-- Set problem --
Among the lines below, list those containing the string "stald".

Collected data

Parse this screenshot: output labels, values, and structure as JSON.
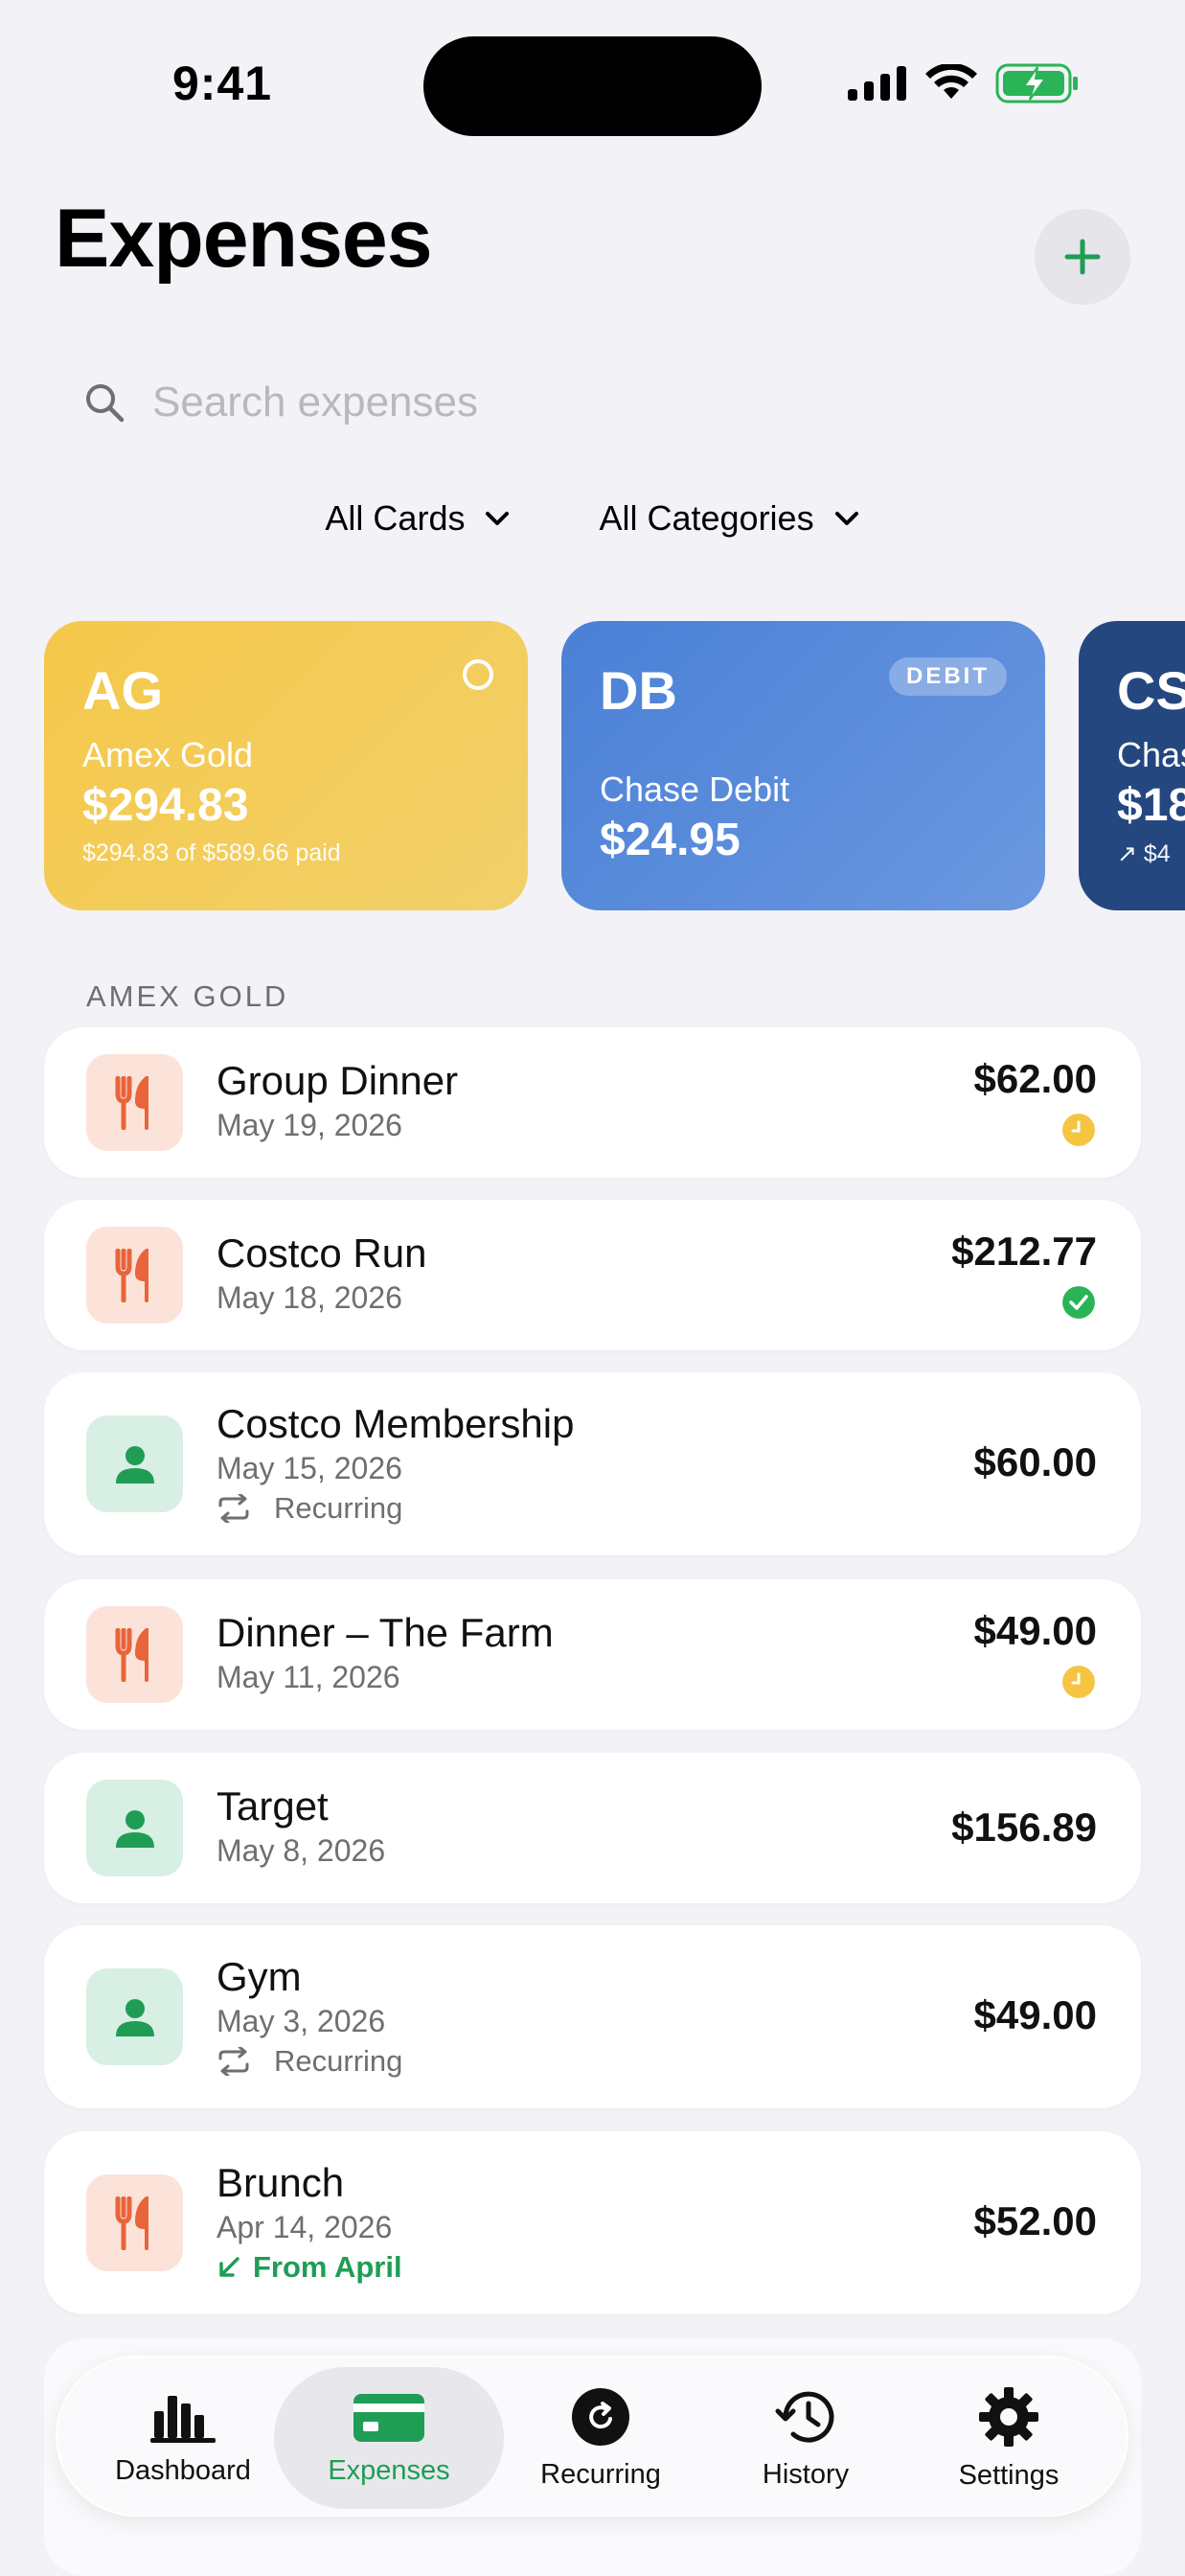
{
  "status": {
    "time": "9:41"
  },
  "header": {
    "title": "Expenses"
  },
  "search": {
    "placeholder": "Search expenses"
  },
  "filters": {
    "cards": "All Cards",
    "categories": "All Categories"
  },
  "cards": [
    {
      "abbr": "AG",
      "name": "Amex Gold",
      "amount": "$294.83",
      "sub": "$294.83 of $589.66 paid"
    },
    {
      "abbr": "DB",
      "name": "Chase Debit",
      "amount": "$24.95",
      "badge": "DEBIT"
    },
    {
      "abbr": "CS",
      "name": "Chas",
      "amount": "$18",
      "sub": "↗ $4"
    }
  ],
  "section": {
    "label": "AMEX GOLD"
  },
  "expenses": [
    {
      "title": "Group Dinner",
      "date": "May 19, 2026",
      "amount": "$62.00",
      "category": "food",
      "status": "pending"
    },
    {
      "title": "Costco Run",
      "date": "May 18, 2026",
      "amount": "$212.77",
      "category": "food",
      "status": "paid"
    },
    {
      "title": "Costco Membership",
      "date": "May 15, 2026",
      "amount": "$60.00",
      "category": "person",
      "note": "Recurring"
    },
    {
      "title": "Dinner – The Farm",
      "date": "May 11, 2026",
      "amount": "$49.00",
      "category": "food",
      "status": "pending"
    },
    {
      "title": "Target",
      "date": "May 8, 2026",
      "amount": "$156.89",
      "category": "person"
    },
    {
      "title": "Gym",
      "date": "May 3, 2026",
      "amount": "$49.00",
      "category": "person",
      "note": "Recurring"
    },
    {
      "title": "Brunch",
      "date": "Apr 14, 2026",
      "amount": "$52.00",
      "category": "food",
      "note": "From April"
    }
  ],
  "tabs": [
    {
      "label": "Dashboard",
      "icon": "chart-bars-icon"
    },
    {
      "label": "Expenses",
      "icon": "credit-card-icon"
    },
    {
      "label": "Recurring",
      "icon": "refresh-circle-icon"
    },
    {
      "label": "History",
      "icon": "history-icon"
    },
    {
      "label": "Settings",
      "icon": "gear-icon"
    }
  ],
  "colors": {
    "accent": "#1f9d55",
    "food": "#e8643a",
    "pending": "#f5c441",
    "paid": "#2bb457"
  }
}
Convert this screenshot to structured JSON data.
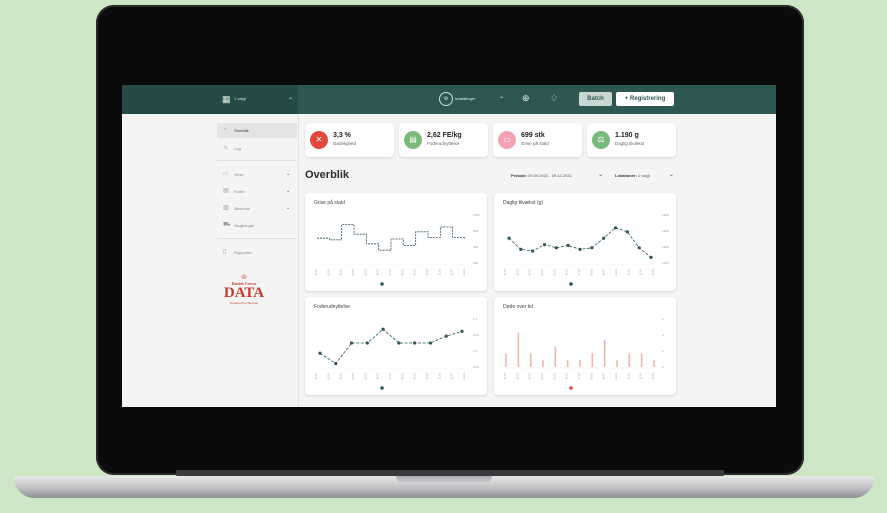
{
  "header": {
    "location_select": "1 valgt",
    "settings_label": "Indstillinger",
    "batch_label": "Batch",
    "register_label": "+ Registrering",
    "icons": [
      "building-icon",
      "settings-icon",
      "globe-icon",
      "bell-icon"
    ]
  },
  "sidebar": {
    "items": [
      {
        "label": "Overblik",
        "icon": "dashboard-icon",
        "active": true
      },
      {
        "label": "Log",
        "icon": "activity-icon"
      },
      {
        "label": "Grise",
        "icon": "pig-icon",
        "expandable": true
      },
      {
        "label": "Foder",
        "icon": "feed-icon",
        "expandable": true
      },
      {
        "label": "Økonomi",
        "icon": "economy-icon",
        "expandable": true
      },
      {
        "label": "Slagtninger",
        "icon": "truck-icon"
      },
      {
        "label": "Rapporter",
        "icon": "report-icon"
      }
    ],
    "logo": {
      "crown": "♔",
      "brand": "Danish Crown",
      "word": "DATA",
      "powered": "Powered by iTerobas"
    }
  },
  "kpis": [
    {
      "value": "3,3 %",
      "label": "Dødelighed",
      "icon": "x-icon",
      "color": "#e0493b"
    },
    {
      "value": "2,62 FE/kg",
      "label": "Foderudnyttelse",
      "icon": "feed-icon",
      "color": "#79b97a"
    },
    {
      "value": "699 stk",
      "label": "Grise på stald",
      "icon": "pig-icon",
      "color": "#f2a2b3"
    },
    {
      "value": "1.190 g",
      "label": "Daglig tilvækst",
      "icon": "scale-icon",
      "color": "#79b97a"
    }
  ],
  "main": {
    "title": "Overblik",
    "period_label": "Periode:",
    "period_value": "09.09.2021 - 09.12.2021",
    "location_label": "Lokationer:",
    "location_value": "1 valgt"
  },
  "colors": {
    "brand": "#2f5752",
    "line": "#2f5752",
    "bar": "#f3b6ad",
    "dot_red": "#e0493b"
  },
  "chart_data": [
    {
      "type": "line",
      "title": "Grise på stald",
      "style": "step-dashed",
      "x": [
        "01.01",
        "02.01",
        "03.01",
        "04.01",
        "05.01",
        "06.01",
        "07.01",
        "08.01",
        "09.01",
        "10.01",
        "11.01",
        "12.01",
        "13.01"
      ],
      "yticks": [
        "400",
        "600",
        "800",
        "1000"
      ],
      "ylim": [
        400,
        1000
      ],
      "values": [
        710,
        690,
        880,
        760,
        640,
        560,
        700,
        620,
        790,
        720,
        850,
        720,
        700
      ],
      "pager_dots": 1
    },
    {
      "type": "line",
      "title": "Daglig tilvækst (g)",
      "x": [
        "01.01",
        "02.01",
        "03.01",
        "04.01",
        "05.01",
        "06.01",
        "07.01",
        "08.01",
        "09.01",
        "10.01",
        "11.01",
        "12.01",
        "13.01"
      ],
      "yticks": [
        "1100",
        "1200",
        "1300",
        "1400"
      ],
      "ylim": [
        1100,
        1400
      ],
      "values": [
        1255,
        1185,
        1175,
        1215,
        1195,
        1210,
        1185,
        1195,
        1255,
        1320,
        1295,
        1195,
        1135
      ],
      "pager_dots": 1
    },
    {
      "type": "line",
      "title": "Foderudnyttelse",
      "x": [
        "01.01",
        "02.01",
        "03.01",
        "04.01",
        "05.01",
        "06.01",
        "07.01",
        "08.01",
        "09.01",
        "10.01",
        "11.01",
        "12.01",
        "13.01"
      ],
      "yticks": [
        "2.00",
        "2.5",
        "2.65",
        "2.7"
      ],
      "ylim": [
        2.0,
        2.7
      ],
      "values": [
        2.2,
        2.05,
        2.35,
        2.35,
        2.55,
        2.35,
        2.35,
        2.35,
        2.45,
        2.52
      ],
      "pager_dots": 1
    },
    {
      "type": "bar",
      "title": "Døde over tid",
      "x": [
        "01.01",
        "02.01",
        "03.01",
        "04.01",
        "05.01",
        "06.01",
        "07.01",
        "08.01",
        "09.01",
        "10.01",
        "11.01",
        "12.01",
        "13.01"
      ],
      "yticks": [
        "0",
        "2",
        "4",
        "6"
      ],
      "ylim": [
        0,
        7
      ],
      "values": [
        2,
        5,
        2,
        1,
        3,
        1,
        1,
        2,
        4,
        1,
        2,
        2,
        1
      ],
      "pager_dots": 1
    }
  ]
}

-- Complete answer --
      "label": "Grise på stald",
      "title": "Grise på stald",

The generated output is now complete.